▸ STATED TASK:
What is the number of lines containing the word "text"? Give that number alone.

Records excerpted from a collection:

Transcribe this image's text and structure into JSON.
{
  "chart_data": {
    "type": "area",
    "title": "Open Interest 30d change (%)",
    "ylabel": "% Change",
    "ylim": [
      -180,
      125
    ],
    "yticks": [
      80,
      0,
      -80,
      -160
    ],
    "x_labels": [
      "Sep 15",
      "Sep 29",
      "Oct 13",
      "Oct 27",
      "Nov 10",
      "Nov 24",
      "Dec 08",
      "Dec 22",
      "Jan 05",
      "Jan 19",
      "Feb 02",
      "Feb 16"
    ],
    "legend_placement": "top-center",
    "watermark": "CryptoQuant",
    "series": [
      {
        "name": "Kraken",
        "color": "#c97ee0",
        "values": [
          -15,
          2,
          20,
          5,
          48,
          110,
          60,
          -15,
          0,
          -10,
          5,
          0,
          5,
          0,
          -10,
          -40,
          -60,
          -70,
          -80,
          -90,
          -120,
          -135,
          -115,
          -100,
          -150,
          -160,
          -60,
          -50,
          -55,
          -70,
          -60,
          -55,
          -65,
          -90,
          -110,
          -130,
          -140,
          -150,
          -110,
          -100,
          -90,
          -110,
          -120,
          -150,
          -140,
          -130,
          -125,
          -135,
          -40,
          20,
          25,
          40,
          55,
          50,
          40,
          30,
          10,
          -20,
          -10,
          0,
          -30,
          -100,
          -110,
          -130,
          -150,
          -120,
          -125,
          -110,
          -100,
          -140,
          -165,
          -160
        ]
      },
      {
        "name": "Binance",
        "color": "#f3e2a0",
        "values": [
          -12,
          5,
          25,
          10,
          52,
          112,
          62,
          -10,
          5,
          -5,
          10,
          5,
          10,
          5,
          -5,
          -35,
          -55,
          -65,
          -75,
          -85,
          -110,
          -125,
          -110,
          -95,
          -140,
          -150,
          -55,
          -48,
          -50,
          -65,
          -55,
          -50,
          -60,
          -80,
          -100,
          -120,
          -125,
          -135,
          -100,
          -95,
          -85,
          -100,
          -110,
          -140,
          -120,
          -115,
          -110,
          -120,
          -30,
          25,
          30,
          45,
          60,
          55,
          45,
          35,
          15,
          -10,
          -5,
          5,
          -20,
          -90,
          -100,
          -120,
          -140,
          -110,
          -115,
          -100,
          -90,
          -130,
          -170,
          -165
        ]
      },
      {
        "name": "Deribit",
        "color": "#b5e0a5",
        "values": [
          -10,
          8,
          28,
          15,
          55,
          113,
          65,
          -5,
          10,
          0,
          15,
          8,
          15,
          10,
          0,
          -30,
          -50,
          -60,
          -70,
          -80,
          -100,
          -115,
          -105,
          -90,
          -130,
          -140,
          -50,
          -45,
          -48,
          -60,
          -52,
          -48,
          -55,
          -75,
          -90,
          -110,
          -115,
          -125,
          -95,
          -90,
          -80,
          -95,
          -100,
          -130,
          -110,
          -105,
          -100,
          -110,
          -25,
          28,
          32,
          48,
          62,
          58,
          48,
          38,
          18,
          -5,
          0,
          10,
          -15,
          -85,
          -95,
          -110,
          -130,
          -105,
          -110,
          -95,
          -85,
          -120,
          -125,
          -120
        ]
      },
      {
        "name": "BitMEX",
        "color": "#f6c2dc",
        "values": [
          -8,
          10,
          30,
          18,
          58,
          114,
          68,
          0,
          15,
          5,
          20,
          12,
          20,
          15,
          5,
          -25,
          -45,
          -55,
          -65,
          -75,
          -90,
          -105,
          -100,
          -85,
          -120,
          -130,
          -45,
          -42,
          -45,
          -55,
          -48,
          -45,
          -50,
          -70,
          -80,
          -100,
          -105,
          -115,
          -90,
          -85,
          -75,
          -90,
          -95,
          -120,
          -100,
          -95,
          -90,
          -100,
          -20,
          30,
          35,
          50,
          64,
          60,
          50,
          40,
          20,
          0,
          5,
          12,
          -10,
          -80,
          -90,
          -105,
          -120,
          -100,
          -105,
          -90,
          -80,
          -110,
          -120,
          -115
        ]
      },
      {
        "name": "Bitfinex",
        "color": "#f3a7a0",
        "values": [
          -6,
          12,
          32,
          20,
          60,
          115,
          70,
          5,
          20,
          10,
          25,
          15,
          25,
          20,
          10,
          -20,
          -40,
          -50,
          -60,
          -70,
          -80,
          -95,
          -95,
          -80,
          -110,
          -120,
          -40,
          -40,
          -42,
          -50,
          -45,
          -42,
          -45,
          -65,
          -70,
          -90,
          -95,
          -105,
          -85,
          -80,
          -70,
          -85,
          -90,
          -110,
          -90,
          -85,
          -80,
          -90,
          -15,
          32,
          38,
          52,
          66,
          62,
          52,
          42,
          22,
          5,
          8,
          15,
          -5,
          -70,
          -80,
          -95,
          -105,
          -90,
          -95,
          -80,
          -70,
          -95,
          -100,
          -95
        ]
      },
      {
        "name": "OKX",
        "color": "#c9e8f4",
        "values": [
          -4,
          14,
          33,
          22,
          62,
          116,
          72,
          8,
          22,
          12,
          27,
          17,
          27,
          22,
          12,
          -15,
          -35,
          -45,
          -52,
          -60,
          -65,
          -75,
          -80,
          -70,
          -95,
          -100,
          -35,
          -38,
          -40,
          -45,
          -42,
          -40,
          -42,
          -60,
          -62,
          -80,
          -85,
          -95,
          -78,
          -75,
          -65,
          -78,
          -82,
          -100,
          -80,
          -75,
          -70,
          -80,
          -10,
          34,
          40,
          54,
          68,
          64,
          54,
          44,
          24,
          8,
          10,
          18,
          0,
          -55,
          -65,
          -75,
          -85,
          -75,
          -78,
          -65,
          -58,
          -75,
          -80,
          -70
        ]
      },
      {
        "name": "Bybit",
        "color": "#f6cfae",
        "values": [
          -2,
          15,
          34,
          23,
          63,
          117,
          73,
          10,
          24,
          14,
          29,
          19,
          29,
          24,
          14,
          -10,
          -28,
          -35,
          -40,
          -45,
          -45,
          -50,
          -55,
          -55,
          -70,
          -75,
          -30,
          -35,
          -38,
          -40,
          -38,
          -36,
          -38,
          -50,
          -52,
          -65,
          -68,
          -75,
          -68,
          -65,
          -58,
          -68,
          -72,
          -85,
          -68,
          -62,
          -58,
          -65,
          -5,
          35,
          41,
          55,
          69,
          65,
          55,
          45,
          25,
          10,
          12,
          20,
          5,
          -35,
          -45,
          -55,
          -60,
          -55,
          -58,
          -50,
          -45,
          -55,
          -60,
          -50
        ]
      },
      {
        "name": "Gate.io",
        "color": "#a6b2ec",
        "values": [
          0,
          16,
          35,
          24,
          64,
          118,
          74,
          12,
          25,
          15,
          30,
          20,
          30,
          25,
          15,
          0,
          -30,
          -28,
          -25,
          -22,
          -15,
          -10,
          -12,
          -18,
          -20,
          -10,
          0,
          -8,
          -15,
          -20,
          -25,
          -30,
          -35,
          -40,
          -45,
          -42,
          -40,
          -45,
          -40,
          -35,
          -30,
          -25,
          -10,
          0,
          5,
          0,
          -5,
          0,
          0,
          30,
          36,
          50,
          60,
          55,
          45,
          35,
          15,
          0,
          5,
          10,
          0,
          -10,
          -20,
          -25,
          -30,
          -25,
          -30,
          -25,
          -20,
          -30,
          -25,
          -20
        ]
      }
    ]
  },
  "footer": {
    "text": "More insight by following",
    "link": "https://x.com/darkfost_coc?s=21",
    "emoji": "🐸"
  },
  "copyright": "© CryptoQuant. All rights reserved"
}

▸ SOLUTION TO THE EXERCISE:
2